(Items from a figure collection)
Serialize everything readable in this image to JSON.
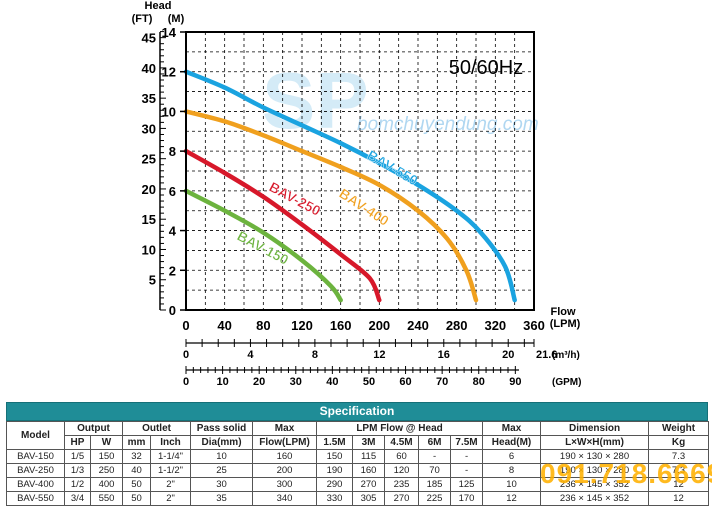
{
  "chart_data": {
    "type": "line",
    "title": "50/60Hz",
    "ylabel": "Head",
    "yunits": {
      "ft": "(FT)",
      "m": "(M)"
    },
    "xlabel": "Flow",
    "xunit": "(LPM)",
    "ylim": [
      0,
      14
    ],
    "xlim": [
      0,
      360
    ],
    "xticks": [
      0,
      40,
      80,
      120,
      160,
      200,
      240,
      280,
      320,
      360
    ],
    "yticks_m": [
      0,
      2,
      4,
      6,
      8,
      10,
      12,
      14
    ],
    "yticks_ft": [
      5,
      10,
      15,
      20,
      25,
      30,
      35,
      40,
      45
    ],
    "grid": true,
    "series": [
      {
        "name": "BAV-150",
        "color": "#6cb33e",
        "x": [
          0,
          40,
          80,
          120,
          150,
          160
        ],
        "y": [
          6,
          5,
          3.9,
          2.5,
          1.2,
          0.5
        ]
      },
      {
        "name": "BAV-250",
        "color": "#d7182a",
        "x": [
          0,
          40,
          80,
          120,
          160,
          190,
          200
        ],
        "y": [
          8,
          6.9,
          5.7,
          4.3,
          2.8,
          1.6,
          0.5
        ]
      },
      {
        "name": "BAV-400",
        "color": "#f0a01e",
        "x": [
          0,
          40,
          80,
          120,
          160,
          200,
          240,
          270,
          290,
          300
        ],
        "y": [
          10,
          9.5,
          8.8,
          8,
          7.2,
          6.3,
          5,
          3.6,
          2,
          0.5
        ]
      },
      {
        "name": "BAV-550",
        "color": "#1aa3e0",
        "x": [
          0,
          40,
          80,
          120,
          160,
          200,
          240,
          280,
          305,
          330,
          340
        ],
        "y": [
          12,
          11.2,
          10.2,
          9.3,
          8.4,
          7.4,
          6.3,
          5,
          3.9,
          2.2,
          0.5
        ]
      }
    ],
    "secondary_axes": [
      {
        "unit": "(m³/h)",
        "ticks": [
          "0",
          "4",
          "8",
          "12",
          "16",
          "20"
        ],
        "end_label": "21.6"
      },
      {
        "unit": "(GPM)",
        "ticks": [
          "0",
          "10",
          "20",
          "30",
          "40",
          "50",
          "60",
          "70",
          "80",
          "90"
        ]
      }
    ]
  },
  "watermark": {
    "main": "SP",
    "url": "bomchuyendung.com",
    "phone": "091.718.6669"
  },
  "spec": {
    "title": "Specification",
    "headers": {
      "model": "Model",
      "output": "Output",
      "outlet": "Outlet",
      "pass_solid": "Pass solid",
      "max_flow": "Max",
      "lpm_flow": "LPM Flow @  Head",
      "max_head": "Max",
      "dimension": "Dimension",
      "weight": "Weight"
    },
    "subheaders": [
      "HP",
      "W",
      "mm",
      "Inch",
      "Dia(mm)",
      "Flow(LPM)",
      "1.5M",
      "3M",
      "4.5M",
      "6M",
      "7.5M",
      "Head(M)",
      "L×W×H(mm)",
      "Kg"
    ],
    "rows": [
      [
        "BAV-150",
        "1/5",
        "150",
        "32",
        "1-1/4\"",
        "10",
        "160",
        "150",
        "115",
        "60",
        "-",
        "-",
        "6",
        "190 × 130 × 280",
        "7.3"
      ],
      [
        "BAV-250",
        "1/3",
        "250",
        "40",
        "1-1/2\"",
        "25",
        "200",
        "190",
        "160",
        "120",
        "70",
        "-",
        "8",
        "190 × 130 × 280",
        "7.3"
      ],
      [
        "BAV-400",
        "1/2",
        "400",
        "50",
        "2\"",
        "30",
        "300",
        "290",
        "270",
        "235",
        "185",
        "125",
        "10",
        "236 × 145 × 352",
        "12"
      ],
      [
        "BAV-550",
        "3/4",
        "550",
        "50",
        "2\"",
        "35",
        "340",
        "330",
        "305",
        "270",
        "225",
        "170",
        "12",
        "236 × 145 × 352",
        "12"
      ]
    ]
  }
}
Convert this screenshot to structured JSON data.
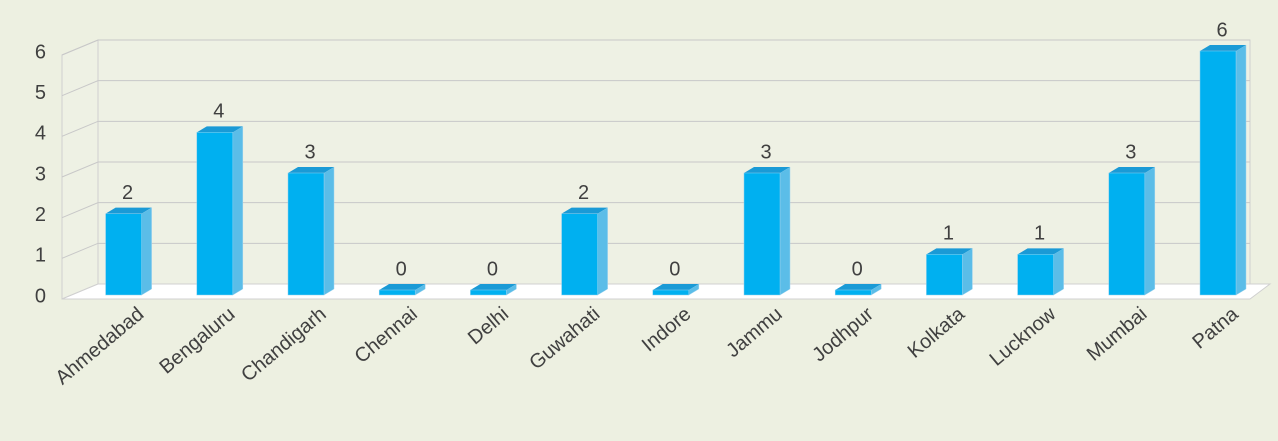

- Problem requirements -
Give every record back exactly as it reads, with no images.

- Solution to this problem -
Serialize everything readable in this image to JSON.
{
  "chart_data": {
    "type": "line",
    "title": "50/60Hz",
    "ylabel": "Head",
    "yunits": {
      "ft": "(FT)",
      "m": "(M)"
    },
    "xlabel": "Flow",
    "xunit": "(LPM)",
    "ylim": [
      0,
      14
    ],
    "xlim": [
      0,
      360
    ],
    "xticks": [
      0,
      40,
      80,
      120,
      160,
      200,
      240,
      280,
      320,
      360
    ],
    "yticks_m": [
      0,
      2,
      4,
      6,
      8,
      10,
      12,
      14
    ],
    "yticks_ft": [
      5,
      10,
      15,
      20,
      25,
      30,
      35,
      40,
      45
    ],
    "grid": true,
    "series": [
      {
        "name": "BAV-150",
        "color": "#6cb33e",
        "x": [
          0,
          40,
          80,
          120,
          150,
          160
        ],
        "y": [
          6,
          5,
          3.9,
          2.5,
          1.2,
          0.5
        ]
      },
      {
        "name": "BAV-250",
        "color": "#d7182a",
        "x": [
          0,
          40,
          80,
          120,
          160,
          190,
          200
        ],
        "y": [
          8,
          6.9,
          5.7,
          4.3,
          2.8,
          1.6,
          0.5
        ]
      },
      {
        "name": "BAV-400",
        "color": "#f0a01e",
        "x": [
          0,
          40,
          80,
          120,
          160,
          200,
          240,
          270,
          290,
          300
        ],
        "y": [
          10,
          9.5,
          8.8,
          8,
          7.2,
          6.3,
          5,
          3.6,
          2,
          0.5
        ]
      },
      {
        "name": "BAV-550",
        "color": "#1aa3e0",
        "x": [
          0,
          40,
          80,
          120,
          160,
          200,
          240,
          280,
          305,
          330,
          340
        ],
        "y": [
          12,
          11.2,
          10.2,
          9.3,
          8.4,
          7.4,
          6.3,
          5,
          3.9,
          2.2,
          0.5
        ]
      }
    ],
    "secondary_axes": [
      {
        "unit": "(m³/h)",
        "ticks": [
          "0",
          "4",
          "8",
          "12",
          "16",
          "20"
        ],
        "end_label": "21.6"
      },
      {
        "unit": "(GPM)",
        "ticks": [
          "0",
          "10",
          "20",
          "30",
          "40",
          "50",
          "60",
          "70",
          "80",
          "90"
        ]
      }
    ]
  },
  "watermark": {
    "main": "SP",
    "url": "bomchuyendung.com",
    "phone": "091.718.6669"
  },
  "spec": {
    "title": "Specification",
    "headers": {
      "model": "Model",
      "output": "Output",
      "outlet": "Outlet",
      "pass_solid": "Pass solid",
      "max_flow": "Max",
      "lpm_flow": "LPM Flow @  Head",
      "max_head": "Max",
      "dimension": "Dimension",
      "weight": "Weight"
    },
    "subheaders": [
      "HP",
      "W",
      "mm",
      "Inch",
      "Dia(mm)",
      "Flow(LPM)",
      "1.5M",
      "3M",
      "4.5M",
      "6M",
      "7.5M",
      "Head(M)",
      "L×W×H(mm)",
      "Kg"
    ],
    "rows": [
      [
        "BAV-150",
        "1/5",
        "150",
        "32",
        "1-1/4\"",
        "10",
        "160",
        "150",
        "115",
        "60",
        "-",
        "-",
        "6",
        "190 × 130 × 280",
        "7.3"
      ],
      [
        "BAV-250",
        "1/3",
        "250",
        "40",
        "1-1/2\"",
        "25",
        "200",
        "190",
        "160",
        "120",
        "70",
        "-",
        "8",
        "190 × 130 × 280",
        "7.3"
      ],
      [
        "BAV-400",
        "1/2",
        "400",
        "50",
        "2\"",
        "30",
        "300",
        "290",
        "270",
        "235",
        "185",
        "125",
        "10",
        "236 × 145 × 352",
        "12"
      ],
      [
        "BAV-550",
        "3/4",
        "550",
        "50",
        "2\"",
        "35",
        "340",
        "330",
        "305",
        "270",
        "225",
        "170",
        "12",
        "236 × 145 × 352",
        "12"
      ]
    ]
  }
}
Convert this screenshot to structured JSON data.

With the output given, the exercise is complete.